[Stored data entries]
■ ■ ■
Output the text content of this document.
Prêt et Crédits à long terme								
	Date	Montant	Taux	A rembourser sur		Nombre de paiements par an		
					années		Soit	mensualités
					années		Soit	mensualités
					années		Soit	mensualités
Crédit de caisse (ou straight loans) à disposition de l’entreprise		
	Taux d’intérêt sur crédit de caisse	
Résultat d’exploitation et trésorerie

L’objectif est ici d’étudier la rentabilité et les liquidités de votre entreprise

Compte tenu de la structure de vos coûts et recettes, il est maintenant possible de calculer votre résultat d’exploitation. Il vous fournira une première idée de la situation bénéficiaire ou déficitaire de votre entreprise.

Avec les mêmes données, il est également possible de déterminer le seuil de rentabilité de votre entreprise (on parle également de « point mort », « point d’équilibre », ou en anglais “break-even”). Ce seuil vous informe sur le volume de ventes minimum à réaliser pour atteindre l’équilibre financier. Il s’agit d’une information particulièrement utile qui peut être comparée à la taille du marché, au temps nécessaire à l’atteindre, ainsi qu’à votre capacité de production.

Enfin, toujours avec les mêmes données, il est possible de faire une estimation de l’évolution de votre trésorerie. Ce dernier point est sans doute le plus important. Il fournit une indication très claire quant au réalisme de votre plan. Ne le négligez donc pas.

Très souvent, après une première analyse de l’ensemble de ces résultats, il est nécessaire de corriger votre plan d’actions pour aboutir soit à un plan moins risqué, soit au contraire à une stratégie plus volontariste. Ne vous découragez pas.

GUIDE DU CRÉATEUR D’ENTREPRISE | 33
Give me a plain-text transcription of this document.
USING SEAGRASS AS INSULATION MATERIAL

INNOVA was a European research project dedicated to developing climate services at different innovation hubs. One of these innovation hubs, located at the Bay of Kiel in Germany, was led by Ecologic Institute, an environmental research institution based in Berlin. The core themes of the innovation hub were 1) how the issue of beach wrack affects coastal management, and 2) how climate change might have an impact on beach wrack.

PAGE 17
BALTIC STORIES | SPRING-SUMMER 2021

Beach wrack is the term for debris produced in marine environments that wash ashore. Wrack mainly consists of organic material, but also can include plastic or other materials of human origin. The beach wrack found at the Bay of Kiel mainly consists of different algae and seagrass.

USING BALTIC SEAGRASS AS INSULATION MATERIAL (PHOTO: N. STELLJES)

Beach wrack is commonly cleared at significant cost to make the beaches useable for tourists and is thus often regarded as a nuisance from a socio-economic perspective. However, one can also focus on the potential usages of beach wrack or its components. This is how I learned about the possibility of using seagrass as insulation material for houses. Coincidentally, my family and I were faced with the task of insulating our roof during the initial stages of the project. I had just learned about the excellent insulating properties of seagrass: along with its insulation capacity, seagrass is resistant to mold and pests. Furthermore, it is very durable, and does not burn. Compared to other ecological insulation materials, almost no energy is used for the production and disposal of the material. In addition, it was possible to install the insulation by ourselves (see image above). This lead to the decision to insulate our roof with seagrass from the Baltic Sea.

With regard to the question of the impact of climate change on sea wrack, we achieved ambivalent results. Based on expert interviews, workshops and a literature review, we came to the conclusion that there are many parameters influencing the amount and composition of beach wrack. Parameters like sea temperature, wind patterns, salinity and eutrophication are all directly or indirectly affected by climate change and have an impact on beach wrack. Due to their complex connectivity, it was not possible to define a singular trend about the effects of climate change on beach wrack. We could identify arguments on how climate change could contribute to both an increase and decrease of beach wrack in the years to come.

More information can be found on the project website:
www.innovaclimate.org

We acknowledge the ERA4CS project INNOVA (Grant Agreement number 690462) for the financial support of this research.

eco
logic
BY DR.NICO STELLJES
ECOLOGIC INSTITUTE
■ ■ ■
§ **PROBLEM REQUIREMENTS**:
Retype the entries exactly, including every line.

§ **RESULT**:
Output the text content of this document.
Prêt et Crédits à long terme								
	Date	Montant	Taux	A rembourser sur		Nombre de paiements par an		
					années		Soit	mensualités
					années		Soit	mensualités
					années		Soit	mensualités
Crédit de caisse (ou straight loans) à disposition de l’entreprise		
	Taux d’intérêt sur crédit de caisse	
Résultat d’exploitation et trésorerie

L’objectif est ici d’étudier la rentabilité et les liquidités de votre entreprise

Compte tenu de la structure de vos coûts et recettes, il est maintenant possible de calculer votre résultat d’exploitation. Il vous fournira une première idée de la situation bénéficiaire ou déficitaire de votre entreprise.

Avec les mêmes données, il est également possible de déterminer le seuil de rentabilité de votre entreprise (on parle également de « point mort », « point d’équilibre », ou en anglais “break-even”). Ce seuil vous informe sur le volume de ventes minimum à réaliser pour atteindre l’équilibre financier. Il s’agit d’une information particulièrement utile qui peut être comparée à la taille du marché, au temps nécessaire à l’atteindre, ainsi qu’à votre capacité de production.

Enfin, toujours avec les mêmes données, il est possible de faire une estimation de l’évolution de votre trésorerie. Ce dernier point est sans doute le plus important. Il fournit une indication très claire quant au réalisme de votre plan. Ne le négligez donc pas.

Très souvent, après une première analyse de l’ensemble de ces résultats, il est nécessaire de corriger votre plan d’actions pour aboutir soit à un plan moins risqué, soit au contraire à une stratégie plus volontariste. Ne vous découragez pas.

GUIDE DU CRÉATEUR D’ENTREPRISE | 33
Give me a plain-text transcription of this document.
USING SEAGRASS AS INSULATION MATERIAL

INNOVA was a European research project dedicated to developing climate services at different innovation hubs. One of these innovation hubs, located at the Bay of Kiel in Germany, was led by Ecologic Institute, an environmental research institution based in Berlin. The core themes of the innovation hub were 1) how the issue of beach wrack affects coastal management, and 2) how climate change might have an impact on beach wrack.

PAGE 17
BALTIC STORIES | SPRING-SUMMER 2021

Beach wrack is the term for debris produced in marine environments that wash ashore. Wrack mainly consists of organic material, but also can include plastic or other materials of human origin. The beach wrack found at the Bay of Kiel mainly consists of different algae and seagrass.

USING BALTIC SEAGRASS AS INSULATION MATERIAL (PHOTO: N. STELLJES)

Beach wrack is commonly cleared at significant cost to make the beaches useable for tourists and is thus often regarded as a nuisance from a socio-economic perspective. However, one can also focus on the potential usages of beach wrack or its components. This is how I learned about the possibility of using seagrass as insulation material for houses. Coincidentally, my family and I were faced with the task of insulating our roof during the initial stages of the project. I had just learned about the excellent insulating properties of seagrass: along with its insulation capacity, seagrass is resistant to mold and pests. Furthermore, it is very durable, and does not burn. Compared to other ecological insulation materials, almost no energy is used for the production and disposal of the material. In addition, it was possible to install the insulation by ourselves (see image above). This lead to the decision to insulate our roof with seagrass from the Baltic Sea.

With regard to the question of the impact of climate change on sea wrack, we achieved ambivalent results. Based on expert interviews, workshops and a literature review, we came to the conclusion that there are many parameters influencing the amount and composition of beach wrack. Parameters like sea temperature, wind patterns, salinity and eutrophication are all directly or indirectly affected by climate change and have an impact on beach wrack. Due to their complex connectivity, it was not possible to define a singular trend about the effects of climate change on beach wrack. We could identify arguments on how climate change could contribute to both an increase and decrease of beach wrack in the years to come.

More information can be found on the project website:
www.innovaclimate.org

We acknowledge the ERA4CS project INNOVA (Grant Agreement number 690462) for the financial support of this research.

eco
logic
BY DR.NICO STELLJES
ECOLOGIC INSTITUTE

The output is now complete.